**Records shown**
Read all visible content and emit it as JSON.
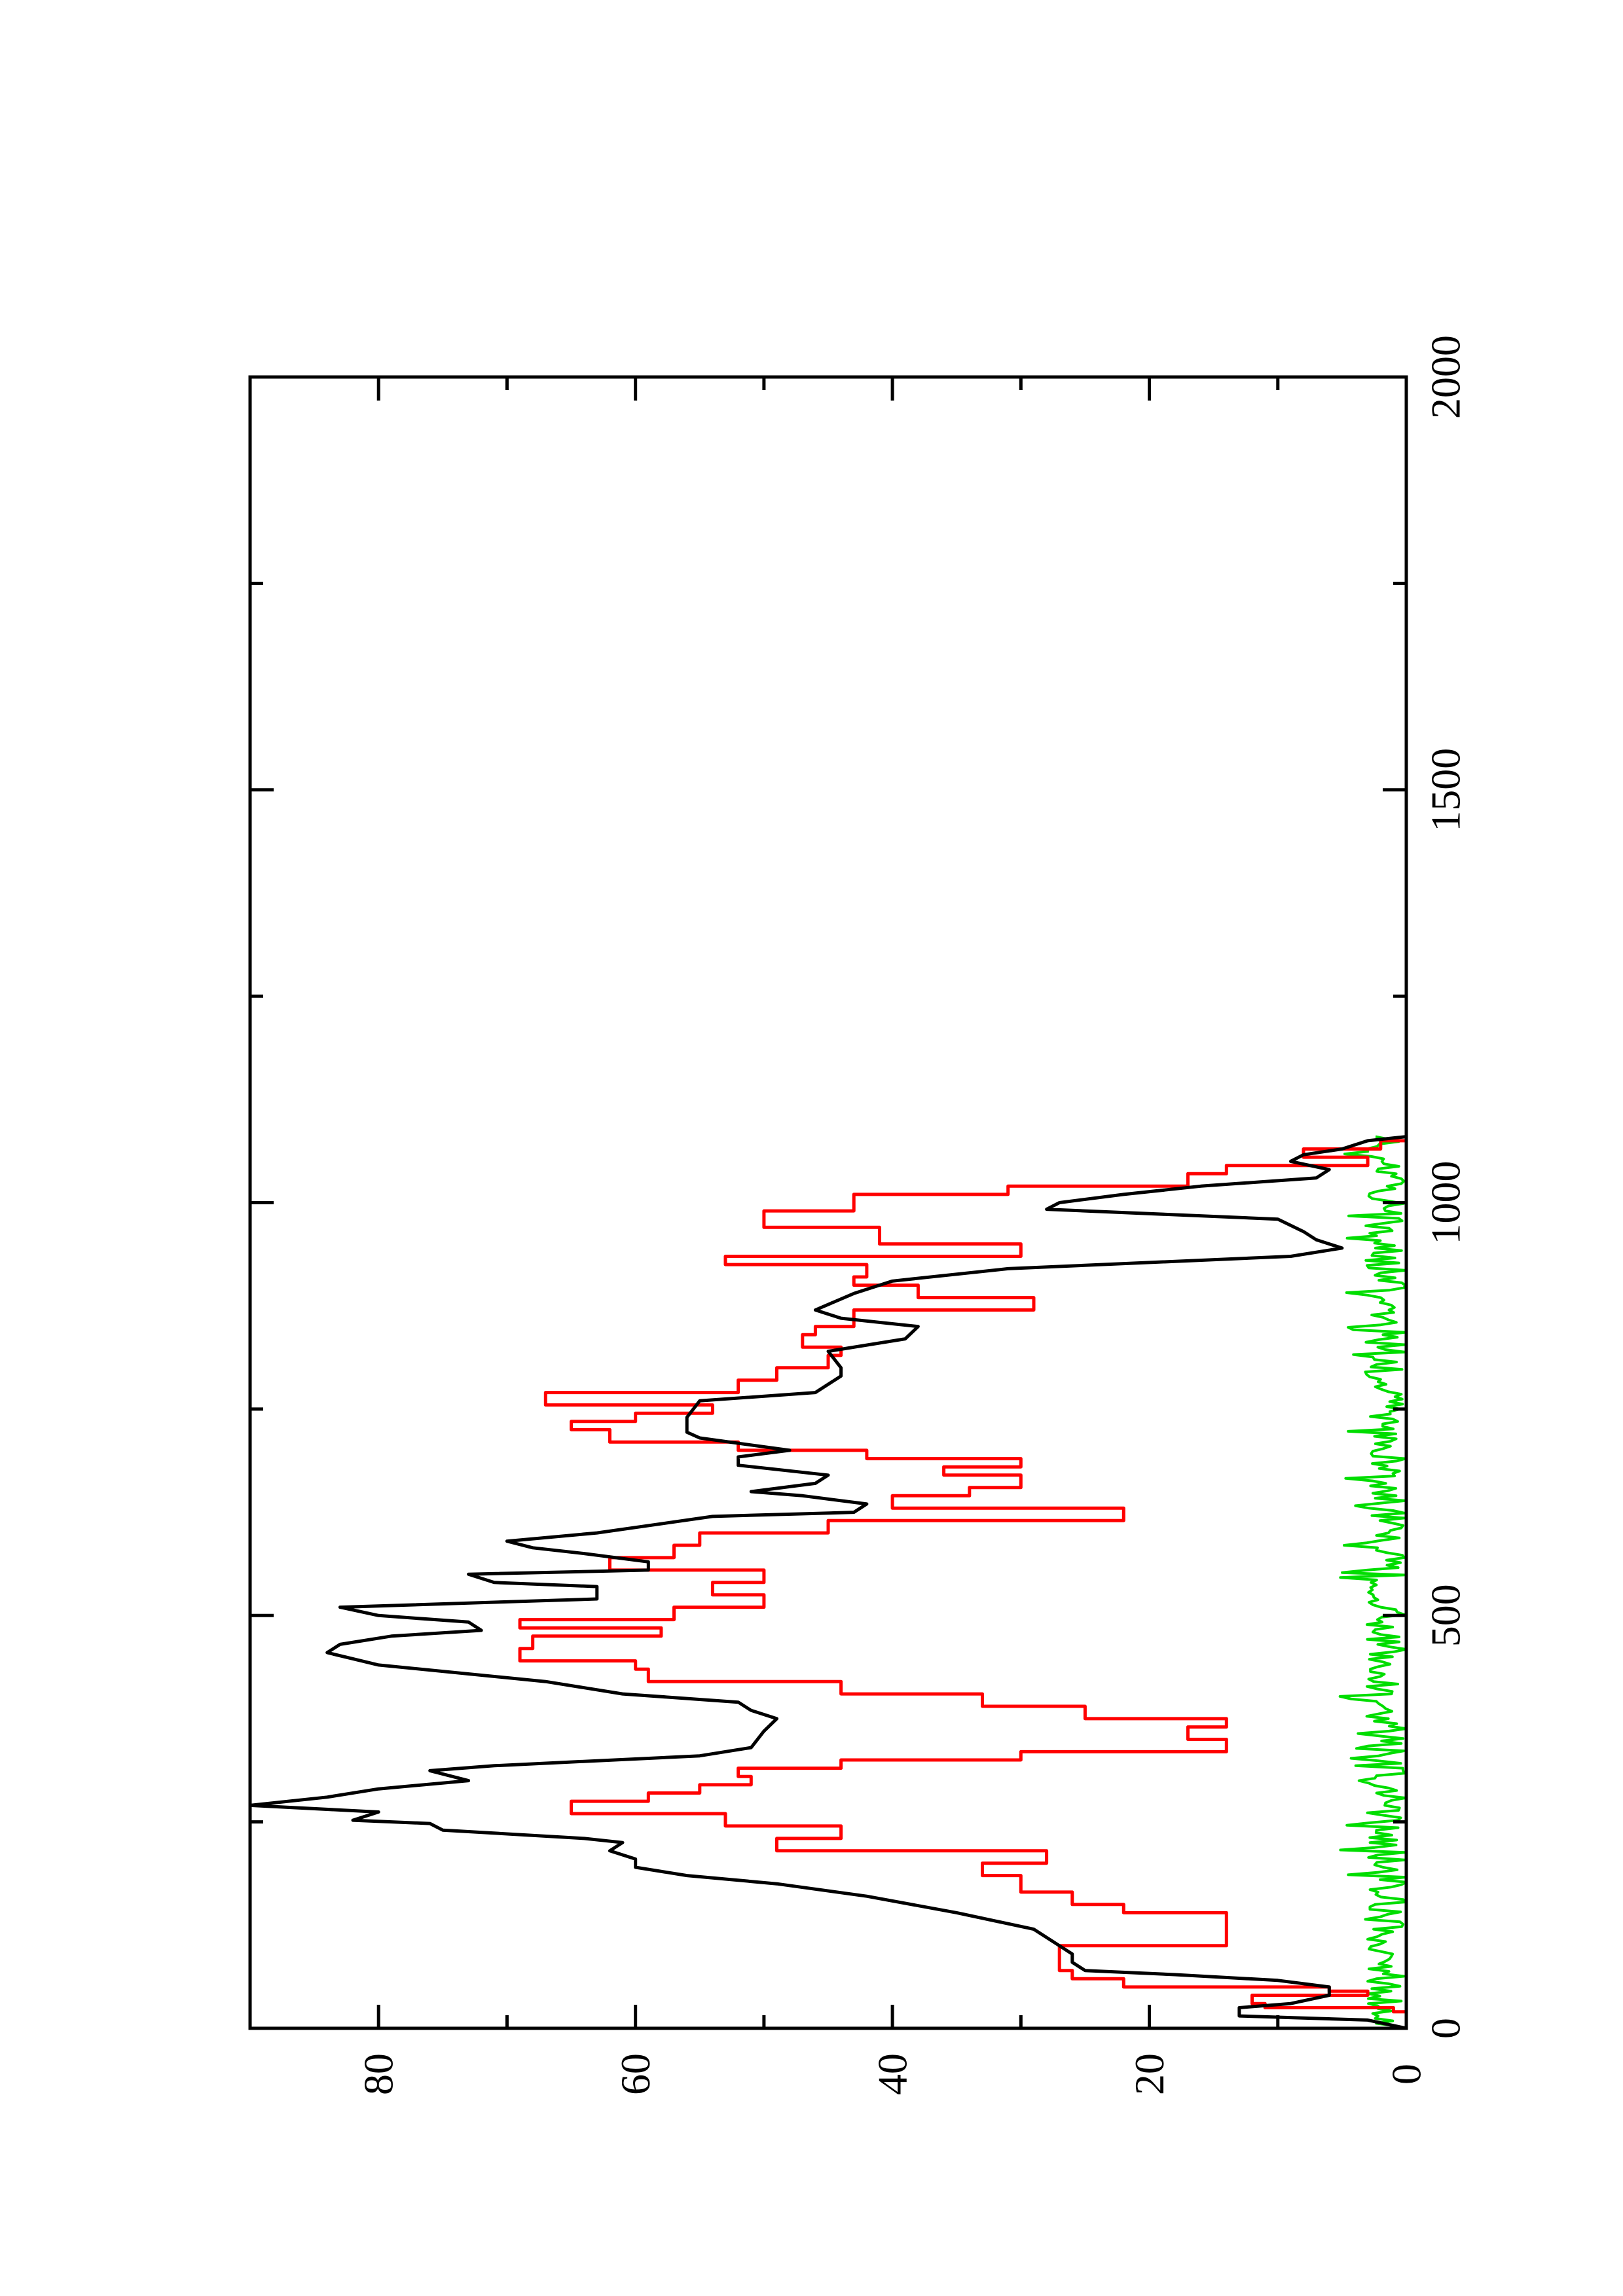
{
  "chart_data": {
    "type": "line",
    "orientation": "rotated-90-counterclockwise",
    "xlim": [
      0,
      2000
    ],
    "ylim": [
      0,
      90
    ],
    "x_ticks": [
      0,
      500,
      1000,
      1500,
      2000
    ],
    "x_tick_labels": [
      "0",
      "500",
      "1000",
      "1500",
      "2000"
    ],
    "y_ticks": [
      0,
      20,
      40,
      60,
      80
    ],
    "y_tick_labels": [
      "0",
      "20",
      "40",
      "60",
      "80"
    ],
    "x_minor_ticks": [
      250,
      750,
      1250,
      1750
    ],
    "y_minor_ticks": [
      10,
      30,
      50,
      70
    ],
    "grid": false,
    "legend": "none",
    "series": [
      {
        "color": "#000000",
        "points": [
          [
            0,
            0
          ],
          [
            10,
            3
          ],
          [
            15,
            13
          ],
          [
            25,
            13
          ],
          [
            30,
            9
          ],
          [
            40,
            6
          ],
          [
            50,
            6
          ],
          [
            58,
            10
          ],
          [
            65,
            18
          ],
          [
            70,
            25
          ],
          [
            80,
            26
          ],
          [
            90,
            26
          ],
          [
            100,
            27
          ],
          [
            120,
            29
          ],
          [
            140,
            35
          ],
          [
            160,
            42
          ],
          [
            175,
            49
          ],
          [
            185,
            56
          ],
          [
            195,
            60
          ],
          [
            205,
            60
          ],
          [
            215,
            62
          ],
          [
            225,
            61
          ],
          [
            230,
            64
          ],
          [
            240,
            75
          ],
          [
            248,
            76
          ],
          [
            252,
            82
          ],
          [
            262,
            80
          ],
          [
            270,
            90
          ],
          [
            280,
            84
          ],
          [
            290,
            80
          ],
          [
            300,
            73
          ],
          [
            312,
            76
          ],
          [
            318,
            71
          ],
          [
            330,
            55
          ],
          [
            340,
            51
          ],
          [
            360,
            50
          ],
          [
            375,
            49
          ],
          [
            385,
            51
          ],
          [
            395,
            52
          ],
          [
            405,
            61
          ],
          [
            420,
            67
          ],
          [
            440,
            80
          ],
          [
            455,
            84
          ],
          [
            465,
            83
          ],
          [
            475,
            79
          ],
          [
            482,
            72
          ],
          [
            492,
            73
          ],
          [
            500,
            80
          ],
          [
            510,
            83
          ],
          [
            520,
            63
          ],
          [
            535,
            63
          ],
          [
            540,
            71
          ],
          [
            550,
            73
          ],
          [
            555,
            59
          ],
          [
            565,
            59
          ],
          [
            575,
            64
          ],
          [
            582,
            68
          ],
          [
            590,
            70
          ],
          [
            600,
            63
          ],
          [
            620,
            54
          ],
          [
            625,
            43
          ],
          [
            635,
            42
          ],
          [
            645,
            47
          ],
          [
            650,
            51
          ],
          [
            660,
            46
          ],
          [
            670,
            45
          ],
          [
            682,
            52
          ],
          [
            692,
            52
          ],
          [
            700,
            48
          ],
          [
            715,
            55
          ],
          [
            722,
            56
          ],
          [
            740,
            56
          ],
          [
            760,
            55
          ],
          [
            770,
            46
          ],
          [
            790,
            44
          ],
          [
            800,
            44
          ],
          [
            820,
            45
          ],
          [
            835,
            39
          ],
          [
            850,
            38
          ],
          [
            860,
            44
          ],
          [
            870,
            46
          ],
          [
            890,
            43
          ],
          [
            905,
            40
          ],
          [
            920,
            31
          ],
          [
            935,
            9
          ],
          [
            945,
            5
          ],
          [
            955,
            7
          ],
          [
            965,
            8
          ],
          [
            980,
            10
          ],
          [
            992,
            28
          ],
          [
            1000,
            27
          ],
          [
            1010,
            22
          ],
          [
            1020,
            16
          ],
          [
            1030,
            7
          ],
          [
            1040,
            6
          ],
          [
            1050,
            9
          ],
          [
            1058,
            8
          ],
          [
            1065,
            5
          ],
          [
            1075,
            3
          ],
          [
            1080,
            0
          ]
        ]
      },
      {
        "color": "#ff0000",
        "step": true,
        "points": [
          [
            0,
            0
          ],
          [
            20,
            0
          ],
          [
            20,
            1
          ],
          [
            25,
            1
          ],
          [
            25,
            11
          ],
          [
            30,
            11
          ],
          [
            30,
            12
          ],
          [
            40,
            12
          ],
          [
            40,
            3
          ],
          [
            45,
            3
          ],
          [
            45,
            6
          ],
          [
            50,
            6
          ],
          [
            50,
            22
          ],
          [
            60,
            22
          ],
          [
            60,
            26
          ],
          [
            70,
            26
          ],
          [
            70,
            27
          ],
          [
            100,
            27
          ],
          [
            100,
            14
          ],
          [
            140,
            14
          ],
          [
            140,
            22
          ],
          [
            150,
            22
          ],
          [
            150,
            26
          ],
          [
            165,
            26
          ],
          [
            165,
            30
          ],
          [
            185,
            30
          ],
          [
            185,
            33
          ],
          [
            200,
            33
          ],
          [
            200,
            28
          ],
          [
            215,
            28
          ],
          [
            215,
            49
          ],
          [
            230,
            49
          ],
          [
            230,
            44
          ],
          [
            245,
            44
          ],
          [
            245,
            53
          ],
          [
            260,
            53
          ],
          [
            260,
            65
          ],
          [
            275,
            65
          ],
          [
            275,
            59
          ],
          [
            285,
            59
          ],
          [
            285,
            55
          ],
          [
            295,
            55
          ],
          [
            295,
            51
          ],
          [
            305,
            51
          ],
          [
            305,
            52
          ],
          [
            315,
            52
          ],
          [
            315,
            44
          ],
          [
            325,
            44
          ],
          [
            325,
            30
          ],
          [
            335,
            30
          ],
          [
            335,
            14
          ],
          [
            350,
            14
          ],
          [
            350,
            17
          ],
          [
            365,
            17
          ],
          [
            365,
            14
          ],
          [
            375,
            14
          ],
          [
            375,
            25
          ],
          [
            390,
            25
          ],
          [
            390,
            33
          ],
          [
            405,
            33
          ],
          [
            405,
            44
          ],
          [
            420,
            44
          ],
          [
            420,
            59
          ],
          [
            435,
            59
          ],
          [
            435,
            60
          ],
          [
            445,
            60
          ],
          [
            445,
            69
          ],
          [
            460,
            69
          ],
          [
            460,
            68
          ],
          [
            475,
            68
          ],
          [
            475,
            58
          ],
          [
            485,
            58
          ],
          [
            485,
            69
          ],
          [
            495,
            69
          ],
          [
            495,
            57
          ],
          [
            510,
            57
          ],
          [
            510,
            50
          ],
          [
            525,
            50
          ],
          [
            525,
            54
          ],
          [
            540,
            54
          ],
          [
            540,
            50
          ],
          [
            555,
            50
          ],
          [
            555,
            62
          ],
          [
            570,
            62
          ],
          [
            570,
            57
          ],
          [
            585,
            57
          ],
          [
            585,
            55
          ],
          [
            600,
            55
          ],
          [
            600,
            45
          ],
          [
            615,
            45
          ],
          [
            615,
            22
          ],
          [
            630,
            22
          ],
          [
            630,
            40
          ],
          [
            645,
            40
          ],
          [
            645,
            34
          ],
          [
            655,
            34
          ],
          [
            655,
            30
          ],
          [
            670,
            30
          ],
          [
            670,
            36
          ],
          [
            680,
            36
          ],
          [
            680,
            30
          ],
          [
            690,
            30
          ],
          [
            690,
            42
          ],
          [
            700,
            42
          ],
          [
            700,
            52
          ],
          [
            710,
            52
          ],
          [
            710,
            62
          ],
          [
            725,
            62
          ],
          [
            725,
            65
          ],
          [
            735,
            65
          ],
          [
            735,
            60
          ],
          [
            745,
            60
          ],
          [
            745,
            54
          ],
          [
            755,
            54
          ],
          [
            755,
            67
          ],
          [
            770,
            67
          ],
          [
            770,
            52
          ],
          [
            785,
            52
          ],
          [
            785,
            49
          ],
          [
            800,
            49
          ],
          [
            800,
            45
          ],
          [
            815,
            45
          ],
          [
            815,
            44
          ],
          [
            825,
            44
          ],
          [
            825,
            47
          ],
          [
            840,
            47
          ],
          [
            840,
            46
          ],
          [
            850,
            46
          ],
          [
            850,
            43
          ],
          [
            870,
            43
          ],
          [
            870,
            29
          ],
          [
            885,
            29
          ],
          [
            885,
            38
          ],
          [
            900,
            38
          ],
          [
            900,
            43
          ],
          [
            910,
            43
          ],
          [
            910,
            42
          ],
          [
            925,
            42
          ],
          [
            925,
            53
          ],
          [
            935,
            53
          ],
          [
            935,
            30
          ],
          [
            950,
            30
          ],
          [
            950,
            41
          ],
          [
            970,
            41
          ],
          [
            970,
            50
          ],
          [
            990,
            50
          ],
          [
            990,
            43
          ],
          [
            1010,
            43
          ],
          [
            1010,
            31
          ],
          [
            1020,
            31
          ],
          [
            1020,
            17
          ],
          [
            1035,
            17
          ],
          [
            1035,
            14
          ],
          [
            1045,
            14
          ],
          [
            1045,
            3
          ],
          [
            1055,
            3
          ],
          [
            1055,
            8
          ],
          [
            1065,
            8
          ],
          [
            1065,
            2
          ],
          [
            1075,
            2
          ],
          [
            1075,
            0
          ],
          [
            1080,
            0
          ]
        ]
      },
      {
        "color": "#00dd00",
        "noise": true,
        "x_end": 1080,
        "y_mean": 1.6,
        "y_amplitude": 1.6,
        "y_max": 5.2
      }
    ]
  }
}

**Goal of the exercise**
Scan the material above for the string "color" and report each line where you find it.

**Output of the exercise**
        "color": "#000000",
        "color": "#ff0000",
        "color": "#00dd00",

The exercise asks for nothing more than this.